WHAT TO PRODUCE - Set down the material below word for word, excluding the pictures.

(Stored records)
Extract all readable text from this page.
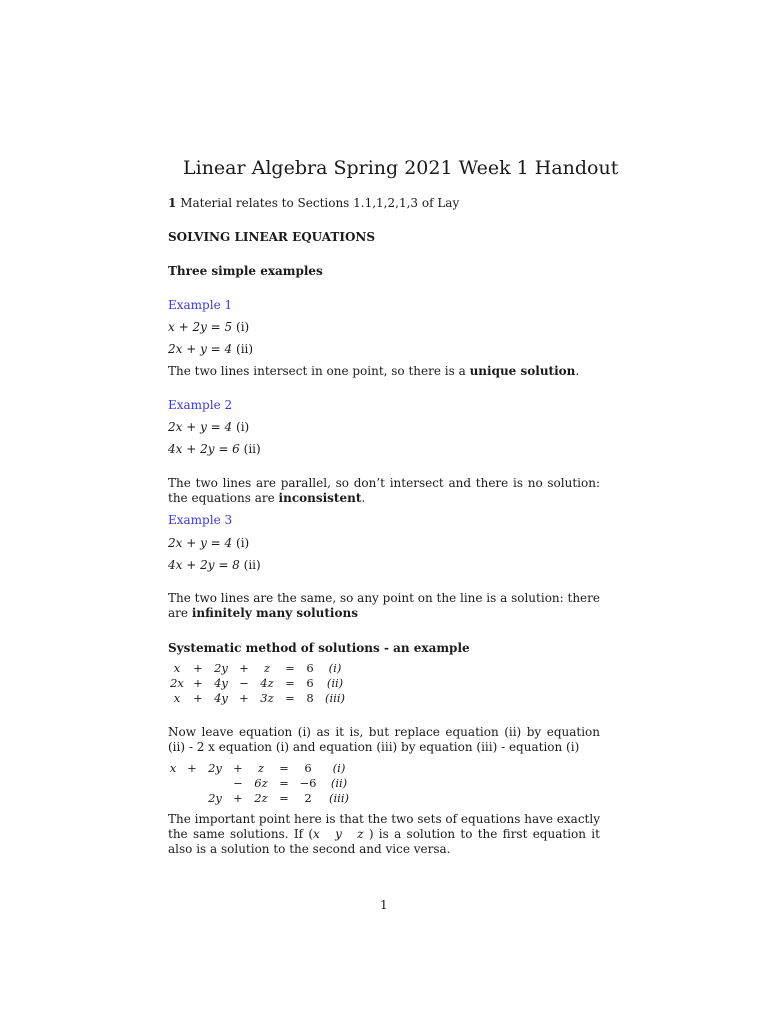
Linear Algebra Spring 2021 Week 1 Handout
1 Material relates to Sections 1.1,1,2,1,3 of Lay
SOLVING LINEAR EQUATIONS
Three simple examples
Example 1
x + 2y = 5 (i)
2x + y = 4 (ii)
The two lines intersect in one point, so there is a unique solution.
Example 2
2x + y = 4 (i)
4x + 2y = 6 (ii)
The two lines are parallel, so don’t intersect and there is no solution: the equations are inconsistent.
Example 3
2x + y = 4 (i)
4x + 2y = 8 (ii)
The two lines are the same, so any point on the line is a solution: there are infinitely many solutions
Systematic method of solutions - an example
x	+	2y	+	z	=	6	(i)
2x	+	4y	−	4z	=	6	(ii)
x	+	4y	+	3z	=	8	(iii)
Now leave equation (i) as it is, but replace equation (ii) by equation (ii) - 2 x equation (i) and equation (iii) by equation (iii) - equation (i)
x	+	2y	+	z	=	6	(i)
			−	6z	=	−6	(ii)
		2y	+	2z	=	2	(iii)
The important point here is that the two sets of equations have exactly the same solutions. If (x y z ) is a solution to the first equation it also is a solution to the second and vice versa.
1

SOLUTION FOR THIS EXERCISE -
Extract all readable text from this page.
Linear Algebra Spring 2021 Week 1 Handout
1 Material relates to Sections 1.1,1,2,1,3 of Lay
SOLVING LINEAR EQUATIONS
Three simple examples
Example 1
x + 2y = 5 (i)
2x + y = 4 (ii)
The two lines intersect in one point, so there is a unique solution.
Example 2
2x + y = 4 (i)
4x + 2y = 6 (ii)
The two lines are parallel, so don’t intersect and there is no solution: the equations are inconsistent.
Example 3
2x + y = 4 (i)
4x + 2y = 8 (ii)
The two lines are the same, so any point on the line is a solution: there are infinitely many solutions
Systematic method of solutions - an example
x	+	2y	+	z	=	6	(i)
2x	+	4y	−	4z	=	6	(ii)
x	+	4y	+	3z	=	8	(iii)
Now leave equation (i) as it is, but replace equation (ii) by equation (ii) - 2 x equation (i) and equation (iii) by equation (iii) - equation (i)
x	+	2y	+	z	=	6	(i)
			−	6z	=	−6	(ii)
		2y	+	2z	=	2	(iii)
The important point here is that the two sets of equations have exactly the same solutions. If (x y z ) is a solution to the first equation it also is a solution to the second and vice versa.
1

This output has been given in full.